Records excerpted from a collection:
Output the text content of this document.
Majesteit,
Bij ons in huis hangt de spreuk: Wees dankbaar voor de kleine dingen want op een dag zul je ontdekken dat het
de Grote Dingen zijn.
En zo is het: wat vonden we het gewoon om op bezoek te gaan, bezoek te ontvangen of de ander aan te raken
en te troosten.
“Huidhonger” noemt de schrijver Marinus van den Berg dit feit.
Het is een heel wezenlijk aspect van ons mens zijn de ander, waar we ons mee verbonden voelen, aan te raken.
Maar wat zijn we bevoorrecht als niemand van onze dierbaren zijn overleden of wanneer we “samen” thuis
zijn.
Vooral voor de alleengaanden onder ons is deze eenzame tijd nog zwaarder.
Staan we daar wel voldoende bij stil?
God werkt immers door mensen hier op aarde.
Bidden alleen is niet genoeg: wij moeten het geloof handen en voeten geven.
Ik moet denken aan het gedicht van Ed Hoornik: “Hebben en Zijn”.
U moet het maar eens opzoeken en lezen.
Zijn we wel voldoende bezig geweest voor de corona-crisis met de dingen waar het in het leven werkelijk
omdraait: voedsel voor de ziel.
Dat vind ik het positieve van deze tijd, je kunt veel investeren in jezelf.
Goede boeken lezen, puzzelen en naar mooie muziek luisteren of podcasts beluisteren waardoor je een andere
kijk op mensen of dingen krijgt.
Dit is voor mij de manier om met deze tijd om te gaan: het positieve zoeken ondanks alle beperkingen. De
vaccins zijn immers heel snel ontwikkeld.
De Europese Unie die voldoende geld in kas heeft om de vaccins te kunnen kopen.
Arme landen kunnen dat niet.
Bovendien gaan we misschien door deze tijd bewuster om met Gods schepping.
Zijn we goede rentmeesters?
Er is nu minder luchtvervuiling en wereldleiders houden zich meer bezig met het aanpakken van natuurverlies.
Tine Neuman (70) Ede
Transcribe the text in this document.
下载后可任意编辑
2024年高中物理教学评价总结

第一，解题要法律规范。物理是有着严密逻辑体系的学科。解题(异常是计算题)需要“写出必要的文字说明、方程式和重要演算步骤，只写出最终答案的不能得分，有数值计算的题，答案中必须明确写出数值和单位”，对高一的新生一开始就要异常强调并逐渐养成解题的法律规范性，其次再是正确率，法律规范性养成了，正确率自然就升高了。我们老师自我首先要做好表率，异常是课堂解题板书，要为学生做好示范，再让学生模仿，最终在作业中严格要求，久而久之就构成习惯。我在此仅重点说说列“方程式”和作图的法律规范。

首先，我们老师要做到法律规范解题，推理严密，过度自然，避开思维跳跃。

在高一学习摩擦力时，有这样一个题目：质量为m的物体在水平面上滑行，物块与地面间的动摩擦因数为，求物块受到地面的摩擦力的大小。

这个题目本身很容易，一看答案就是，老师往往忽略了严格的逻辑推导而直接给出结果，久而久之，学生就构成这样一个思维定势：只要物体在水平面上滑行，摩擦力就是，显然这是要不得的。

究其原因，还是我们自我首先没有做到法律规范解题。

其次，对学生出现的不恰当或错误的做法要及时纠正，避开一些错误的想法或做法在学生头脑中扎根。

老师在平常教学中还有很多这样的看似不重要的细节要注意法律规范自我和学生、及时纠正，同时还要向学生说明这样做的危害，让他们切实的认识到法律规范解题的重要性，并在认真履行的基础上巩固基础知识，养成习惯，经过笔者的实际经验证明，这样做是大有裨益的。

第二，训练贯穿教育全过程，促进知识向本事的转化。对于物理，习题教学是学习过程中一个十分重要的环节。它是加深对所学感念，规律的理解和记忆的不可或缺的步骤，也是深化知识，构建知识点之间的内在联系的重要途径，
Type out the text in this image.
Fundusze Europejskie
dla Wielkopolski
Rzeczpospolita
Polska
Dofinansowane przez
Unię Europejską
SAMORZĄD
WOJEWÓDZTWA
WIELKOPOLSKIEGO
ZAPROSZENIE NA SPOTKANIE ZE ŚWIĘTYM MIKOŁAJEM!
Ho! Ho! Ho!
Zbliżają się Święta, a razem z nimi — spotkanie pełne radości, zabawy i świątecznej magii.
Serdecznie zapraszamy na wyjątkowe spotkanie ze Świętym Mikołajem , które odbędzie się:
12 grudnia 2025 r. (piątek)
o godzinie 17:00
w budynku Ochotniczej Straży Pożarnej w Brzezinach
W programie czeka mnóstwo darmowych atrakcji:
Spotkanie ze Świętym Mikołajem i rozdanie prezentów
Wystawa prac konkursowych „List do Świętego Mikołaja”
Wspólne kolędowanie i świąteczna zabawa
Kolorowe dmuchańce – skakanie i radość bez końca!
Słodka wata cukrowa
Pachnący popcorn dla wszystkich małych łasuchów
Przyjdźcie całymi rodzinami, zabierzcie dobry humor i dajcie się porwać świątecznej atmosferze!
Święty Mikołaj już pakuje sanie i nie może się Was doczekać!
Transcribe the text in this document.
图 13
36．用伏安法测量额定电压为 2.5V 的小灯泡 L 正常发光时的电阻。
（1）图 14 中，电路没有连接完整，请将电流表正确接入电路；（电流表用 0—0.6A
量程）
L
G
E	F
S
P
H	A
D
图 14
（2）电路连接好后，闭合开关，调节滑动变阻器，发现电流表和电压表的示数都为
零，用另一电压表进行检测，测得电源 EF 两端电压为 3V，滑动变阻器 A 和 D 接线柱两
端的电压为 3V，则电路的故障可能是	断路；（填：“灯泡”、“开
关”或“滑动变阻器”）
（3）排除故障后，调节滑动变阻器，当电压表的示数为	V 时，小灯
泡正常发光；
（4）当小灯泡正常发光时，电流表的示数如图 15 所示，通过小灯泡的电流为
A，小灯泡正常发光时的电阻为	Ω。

Aim of the exercise:
Retype every entry word for word.

Output below:
Output the text content of this document.
Majesteit,
Bij ons in huis hangt de spreuk: Wees dankbaar voor de kleine dingen want op een dag zul je ontdekken dat het
de Grote Dingen zijn.
En zo is het: wat vonden we het gewoon om op bezoek te gaan, bezoek te ontvangen of de ander aan te raken
en te troosten.
“Huidhonger” noemt de schrijver Marinus van den Berg dit feit.
Het is een heel wezenlijk aspect van ons mens zijn de ander, waar we ons mee verbonden voelen, aan te raken.
Maar wat zijn we bevoorrecht als niemand van onze dierbaren zijn overleden of wanneer we “samen” thuis
zijn.
Vooral voor de alleengaanden onder ons is deze eenzame tijd nog zwaarder.
Staan we daar wel voldoende bij stil?
God werkt immers door mensen hier op aarde.
Bidden alleen is niet genoeg: wij moeten het geloof handen en voeten geven.
Ik moet denken aan het gedicht van Ed Hoornik: “Hebben en Zijn”.
U moet het maar eens opzoeken en lezen.
Zijn we wel voldoende bezig geweest voor de corona-crisis met de dingen waar het in het leven werkelijk
omdraait: voedsel voor de ziel.
Dat vind ik het positieve van deze tijd, je kunt veel investeren in jezelf.
Goede boeken lezen, puzzelen en naar mooie muziek luisteren of podcasts beluisteren waardoor je een andere
kijk op mensen of dingen krijgt.
Dit is voor mij de manier om met deze tijd om te gaan: het positieve zoeken ondanks alle beperkingen. De
vaccins zijn immers heel snel ontwikkeld.
De Europese Unie die voldoende geld in kas heeft om de vaccins te kunnen kopen.
Arme landen kunnen dat niet.
Bovendien gaan we misschien door deze tijd bewuster om met Gods schepping.
Zijn we goede rentmeesters?
Er is nu minder luchtvervuiling en wereldleiders houden zich meer bezig met het aanpakken van natuurverlies.
Tine Neuman (70) Ede
Transcribe the text in this document.
下载后可任意编辑
2024年高中物理教学评价总结

第一，解题要法律规范。物理是有着严密逻辑体系的学科。解题(异常是计算题)需要“写出必要的文字说明、方程式和重要演算步骤，只写出最终答案的不能得分，有数值计算的题，答案中必须明确写出数值和单位”，对高一的新生一开始就要异常强调并逐渐养成解题的法律规范性，其次再是正确率，法律规范性养成了，正确率自然就升高了。我们老师自我首先要做好表率，异常是课堂解题板书，要为学生做好示范，再让学生模仿，最终在作业中严格要求，久而久之就构成习惯。我在此仅重点说说列“方程式”和作图的法律规范。

首先，我们老师要做到法律规范解题，推理严密，过度自然，避开思维跳跃。

在高一学习摩擦力时，有这样一个题目：质量为m的物体在水平面上滑行，物块与地面间的动摩擦因数为，求物块受到地面的摩擦力的大小。

这个题目本身很容易，一看答案就是，老师往往忽略了严格的逻辑推导而直接给出结果，久而久之，学生就构成这样一个思维定势：只要物体在水平面上滑行，摩擦力就是，显然这是要不得的。

究其原因，还是我们自我首先没有做到法律规范解题。

其次，对学生出现的不恰当或错误的做法要及时纠正，避开一些错误的想法或做法在学生头脑中扎根。

老师在平常教学中还有很多这样的看似不重要的细节要注意法律规范自我和学生、及时纠正，同时还要向学生说明这样做的危害，让他们切实的认识到法律规范解题的重要性，并在认真履行的基础上巩固基础知识，养成习惯，经过笔者的实际经验证明，这样做是大有裨益的。

第二，训练贯穿教育全过程，促进知识向本事的转化。对于物理，习题教学是学习过程中一个十分重要的环节。它是加深对所学感念，规律的理解和记忆的不可或缺的步骤，也是深化知识，构建知识点之间的内在联系的重要途径，
Type out the text in this image.
Fundusze Europejskie
dla Wielkopolski
Rzeczpospolita
Polska
Dofinansowane przez
Unię Europejską
SAMORZĄD
WOJEWÓDZTWA
WIELKOPOLSKIEGO
ZAPROSZENIE NA SPOTKANIE ZE ŚWIĘTYM MIKOŁAJEM!
Ho! Ho! Ho!
Zbliżają się Święta, a razem z nimi — spotkanie pełne radości, zabawy i świątecznej magii.
Serdecznie zapraszamy na wyjątkowe spotkanie ze Świętym Mikołajem , które odbędzie się:
12 grudnia 2025 r. (piątek)
o godzinie 17:00
w budynku Ochotniczej Straży Pożarnej w Brzezinach
W programie czeka mnóstwo darmowych atrakcji:
Spotkanie ze Świętym Mikołajem i rozdanie prezentów
Wystawa prac konkursowych „List do Świętego Mikołaja”
Wspólne kolędowanie i świąteczna zabawa
Kolorowe dmuchańce – skakanie i radość bez końca!
Słodka wata cukrowa
Pachnący popcorn dla wszystkich małych łasuchów
Przyjdźcie całymi rodzinami, zabierzcie dobry humor i dajcie się porwać świątecznej atmosferze!
Święty Mikołaj już pakuje sanie i nie może się Was doczekać!
Transcribe the text in this document.
图 13
36．用伏安法测量额定电压为 2.5V 的小灯泡 L 正常发光时的电阻。
（1）图 14 中，电路没有连接完整，请将电流表正确接入电路；（电流表用 0—0.6A
量程）
L
G
E	F
S
P
H	A
D
图 14
（2）电路连接好后，闭合开关，调节滑动变阻器，发现电流表和电压表的示数都为
零，用另一电压表进行检测，测得电源 EF 两端电压为 3V，滑动变阻器 A 和 D 接线柱两
端的电压为 3V，则电路的故障可能是	断路；（填：“灯泡”、“开
关”或“滑动变阻器”）
（3）排除故障后，调节滑动变阻器，当电压表的示数为	V 时，小灯
泡正常发光；
（4）当小灯泡正常发光时，电流表的示数如图 15 所示，通过小灯泡的电流为
A，小灯泡正常发光时的电阻为	Ω。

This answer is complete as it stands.